- **What this task involves**
Write the material out again, line by line, exactly as it is.

======== Data shown ========

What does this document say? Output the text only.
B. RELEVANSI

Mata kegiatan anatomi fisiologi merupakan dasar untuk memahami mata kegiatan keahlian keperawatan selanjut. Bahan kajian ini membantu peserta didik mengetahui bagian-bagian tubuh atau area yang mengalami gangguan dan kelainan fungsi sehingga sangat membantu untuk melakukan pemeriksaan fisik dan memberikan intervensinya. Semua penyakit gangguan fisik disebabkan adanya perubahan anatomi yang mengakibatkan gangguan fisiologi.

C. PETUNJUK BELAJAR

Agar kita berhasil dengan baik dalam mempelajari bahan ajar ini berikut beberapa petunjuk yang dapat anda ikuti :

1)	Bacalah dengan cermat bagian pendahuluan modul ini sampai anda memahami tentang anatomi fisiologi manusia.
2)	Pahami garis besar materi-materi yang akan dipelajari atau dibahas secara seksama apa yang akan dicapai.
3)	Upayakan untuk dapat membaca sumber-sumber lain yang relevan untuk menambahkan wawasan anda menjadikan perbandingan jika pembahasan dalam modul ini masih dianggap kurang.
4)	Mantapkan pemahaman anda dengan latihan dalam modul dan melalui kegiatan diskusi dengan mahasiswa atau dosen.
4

========

- **Result for this task**
What does this document say? Output the text only.
B. RELEVANSI

Mata kegiatan anatomi fisiologi merupakan dasar untuk memahami mata kegiatan keahlian keperawatan selanjut. Bahan kajian ini membantu peserta didik mengetahui bagian-bagian tubuh atau area yang mengalami gangguan dan kelainan fungsi sehingga sangat membantu untuk melakukan pemeriksaan fisik dan memberikan intervensinya. Semua penyakit gangguan fisik disebabkan adanya perubahan anatomi yang mengakibatkan gangguan fisiologi.

C. PETUNJUK BELAJAR

Agar kita berhasil dengan baik dalam mempelajari bahan ajar ini berikut beberapa petunjuk yang dapat anda ikuti :

1)	Bacalah dengan cermat bagian pendahuluan modul ini sampai anda memahami tentang anatomi fisiologi manusia.
2)	Pahami garis besar materi-materi yang akan dipelajari atau dibahas secara seksama apa yang akan dicapai.
3)	Upayakan untuk dapat membaca sumber-sumber lain yang relevan untuk menambahkan wawasan anda menjadikan perbandingan jika pembahasan dalam modul ini masih dianggap kurang.
4)	Mantapkan pemahaman anda dengan latihan dalam modul dan melalui kegiatan diskusi dengan mahasiswa atau dosen.
4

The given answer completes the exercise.